__TASK OBJECTIVE__
The entries below contain pictures. Retype everything except those pictures, exactly as given.

__INPUT RECORDS__
══════════
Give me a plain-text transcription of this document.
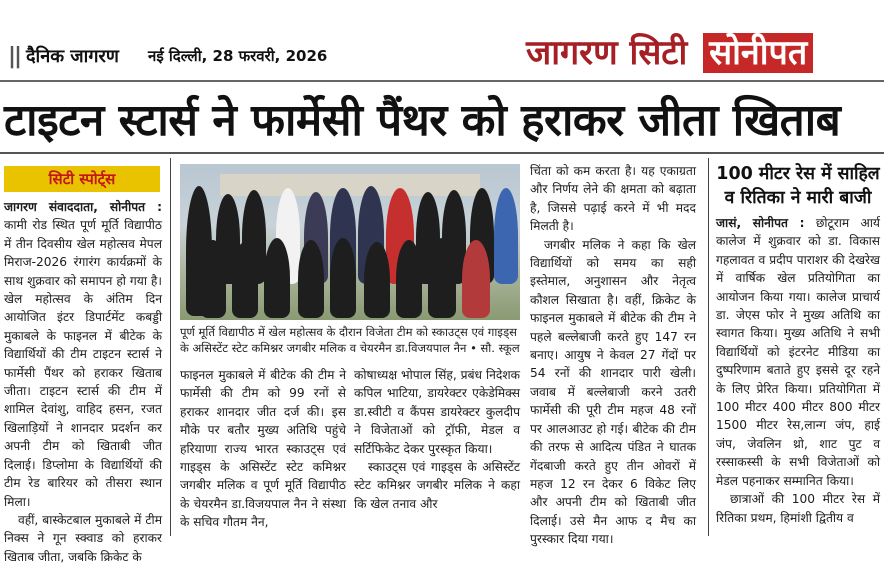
|| दैनिक जागरण नई दिल्ली, 28 फरवरी, 2026	जागरण सिटी सोनीपत
टाइटन स्टार्स ने फार्मेसी पैंथर को हराकर जीता खिताब
सिटी स्पोर्ट्स

जागरण संवाददाता, सोनीपत : कामी रोड स्थित पूर्ण मूर्ति विद्यापीठ में तीन दिवसीय खेल महोत्सव मेपल मिराज-2026 रंगारंग कार्यक्रमों के साथ शुक्रवार को समापन हो गया है। खेल महोत्सव के अंतिम दिन आयोजित इंटर डिपार्टमेंट कबड्डी मुकाबले के फाइनल में बीटेक के विद्यार्थियों की टीम टाइटन स्टार्स ने फार्मेसी पैंथर को हराकर खिताब जीता। टाइटन स्टार्स की टीम में शामिल देवांशु, वाहिद हसन, रजत खिलाड़ियों ने शानदार प्रदर्शन कर अपनी टीम को खिताबी जीत दिलाई। डिप्लोमा के विद्यार्थियों की टीम रेड बारियर को तीसरा स्थान मिला।

वहीं, बास्केटबाल मुकाबले में टीम निक्स ने गून स्क्वाड को हराकर खिताब जीता, जबकि क्रिकेट के

पूर्ण मूर्ति विद्यापीठ में खेल महोत्सव के दौरान विजेता टीम को स्काउट्स एवं गाइड्स के असिस्टेंट स्टेट कमिश्नर जगबीर मलिक व चेयरमैन डा.विजयपाल नैन • सौ. स्कूल

फाइनल मुकाबले में बीटेक की टीम ने फार्मेसी की टीम को 99 रनों से हराकर शानदार जीत दर्ज की। इस मौके पर बतौर मुख्य अतिथि पहुंचे हरियाणा राज्य भारत स्काउट्स एवं गाइड्स के असिस्टेंट स्टेट कमिश्नर जगबीर मलिक व पूर्ण मूर्ति विद्यापीठ के चेयरमैन डा.विजयपाल नैन ने संस्था के सचिव गौतम नैन,

कोषाध्यक्ष भोपाल सिंह, प्रबंध निदेशक कपिल भाटिया, डायरेक्टर एकेडेमिक्स डा.स्वीटी व कैंपस डायरेक्टर कुलदीप ने विजेताओं को ट्रॉफी, मेडल व सर्टिफिकेट देकर पुरस्कृत किया।

स्काउट्स एवं गाइड्स के असिस्टेंट स्टेट कमिश्नर जगबीर मलिक ने कहा कि खेल तनाव और

चिंता को कम करता है। यह एकाग्रता और निर्णय लेने की क्षमता को बढ़ाता है, जिससे पढ़ाई करने में भी मदद मिलती है।

जगबीर मलिक ने कहा कि खेल विद्यार्थियों को समय का सही इस्तेमाल, अनुशासन और नेतृत्व कौशल सिखाता है। वहीं, क्रिकेट के फाइनल मुकाबले में बीटेक की टीम ने पहले बल्लेबाजी करते हुए 147 रन बनाए। आयुष ने केवल 27 गेंदों पर 54 रनों की शानदार पारी खेली। जवाब में बल्लेबाजी करने उतरी फार्मेसी की पूरी टीम महज 48 रनों पर आलआउट हो गई। बीटेक की टीम की तरफ से आदित्य पंडित ने घातक गेंदबाजी करते हुए तीन ओवरों में महज 12 रन देकर 6 विकेट लिए और अपनी टीम को खिताबी जीत दिलाई। उसे मैन आफ द मैच का पुरस्कार दिया गया।

100 मीटर रेस में साहिल व रितिका ने मारी बाजी

जासं, सोनीपत : छोटूराम आर्य कालेज में शुक्रवार को डा. विकास गहलावत व प्रदीप पाराशर की देखरेख में वार्षिक खेल प्रतियोगिता का आयोजन किया गया। कालेज प्राचार्य डा. जेएस फोर ने मुख्य अतिथि का स्वागत किया। मुख्य अतिथि ने सभी विद्यार्थियों को इंटरनेट मीडिया का दुष्परिणाम बताते हुए इससे दूर रहने के लिए प्रेरित किया। प्रतियोगिता में 100 मीटर 400 मीटर 800 मीटर 1500 मीटर रेस,लान्ग जंप, हाई जंप, जेवलिन थ्रो, शाट पुट व रस्साकस्सी के सभी विजेताओं को मेडल पहनाकर सम्मानित किया।

छात्राओं की 100 मीटर रेस में रितिका प्रथम, हिमांशी द्वितीय व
══════════
__THE OUTPUT__
Give me a plain-text transcription of this document.
|| दैनिक जागरण नई दिल्ली, 28 फरवरी, 2026	जागरण सिटी सोनीपत
टाइटन स्टार्स ने फार्मेसी पैंथर को हराकर जीता खिताब
सिटी स्पोर्ट्स

जागरण संवाददाता, सोनीपत : कामी रोड स्थित पूर्ण मूर्ति विद्यापीठ में तीन दिवसीय खेल महोत्सव मेपल मिराज-2026 रंगारंग कार्यक्रमों के साथ शुक्रवार को समापन हो गया है। खेल महोत्सव के अंतिम दिन आयोजित इंटर डिपार्टमेंट कबड्डी मुकाबले के फाइनल में बीटेक के विद्यार्थियों की टीम टाइटन स्टार्स ने फार्मेसी पैंथर को हराकर खिताब जीता। टाइटन स्टार्स की टीम में शामिल देवांशु, वाहिद हसन, रजत खिलाड़ियों ने शानदार प्रदर्शन कर अपनी टीम को खिताबी जीत दिलाई। डिप्लोमा के विद्यार्थियों की टीम रेड बारियर को तीसरा स्थान मिला।

वहीं, बास्केटबाल मुकाबले में टीम निक्स ने गून स्क्वाड को हराकर खिताब जीता, जबकि क्रिकेट के

पूर्ण मूर्ति विद्यापीठ में खेल महोत्सव के दौरान विजेता टीम को स्काउट्स एवं गाइड्स के असिस्टेंट स्टेट कमिश्नर जगबीर मलिक व चेयरमैन डा.विजयपाल नैन • सौ. स्कूल

फाइनल मुकाबले में बीटेक की टीम ने फार्मेसी की टीम को 99 रनों से हराकर शानदार जीत दर्ज की। इस मौके पर बतौर मुख्य अतिथि पहुंचे हरियाणा राज्य भारत स्काउट्स एवं गाइड्स के असिस्टेंट स्टेट कमिश्नर जगबीर मलिक व पूर्ण मूर्ति विद्यापीठ के चेयरमैन डा.विजयपाल नैन ने संस्था के सचिव गौतम नैन,

कोषाध्यक्ष भोपाल सिंह, प्रबंध निदेशक कपिल भाटिया, डायरेक्टर एकेडेमिक्स डा.स्वीटी व कैंपस डायरेक्टर कुलदीप ने विजेताओं को ट्रॉफी, मेडल व सर्टिफिकेट देकर पुरस्कृत किया।

स्काउट्स एवं गाइड्स के असिस्टेंट स्टेट कमिश्नर जगबीर मलिक ने कहा कि खेल तनाव और

चिंता को कम करता है। यह एकाग्रता और निर्णय लेने की क्षमता को बढ़ाता है, जिससे पढ़ाई करने में भी मदद मिलती है।

जगबीर मलिक ने कहा कि खेल विद्यार्थियों को समय का सही इस्तेमाल, अनुशासन और नेतृत्व कौशल सिखाता है। वहीं, क्रिकेट के फाइनल मुकाबले में बीटेक की टीम ने पहले बल्लेबाजी करते हुए 147 रन बनाए। आयुष ने केवल 27 गेंदों पर 54 रनों की शानदार पारी खेली। जवाब में बल्लेबाजी करने उतरी फार्मेसी की पूरी टीम महज 48 रनों पर आलआउट हो गई। बीटेक की टीम की तरफ से आदित्य पंडित ने घातक गेंदबाजी करते हुए तीन ओवरों में महज 12 रन देकर 6 विकेट लिए और अपनी टीम को खिताबी जीत दिलाई। उसे मैन आफ द मैच का पुरस्कार दिया गया।

100 मीटर रेस में साहिल व रितिका ने मारी बाजी

जासं, सोनीपत : छोटूराम आर्य कालेज में शुक्रवार को डा. विकास गहलावत व प्रदीप पाराशर की देखरेख में वार्षिक खेल प्रतियोगिता का आयोजन किया गया। कालेज प्राचार्य डा. जेएस फोर ने मुख्य अतिथि का स्वागत किया। मुख्य अतिथि ने सभी विद्यार्थियों को इंटरनेट मीडिया का दुष्परिणाम बताते हुए इससे दूर रहने के लिए प्रेरित किया। प्रतियोगिता में 100 मीटर 400 मीटर 800 मीटर 1500 मीटर रेस,लान्ग जंप, हाई जंप, जेवलिन थ्रो, शाट पुट व रस्साकस्सी के सभी विजेताओं को मेडल पहनाकर सम्मानित किया।

छात्राओं की 100 मीटर रेस में रितिका प्रथम, हिमांशी द्वितीय व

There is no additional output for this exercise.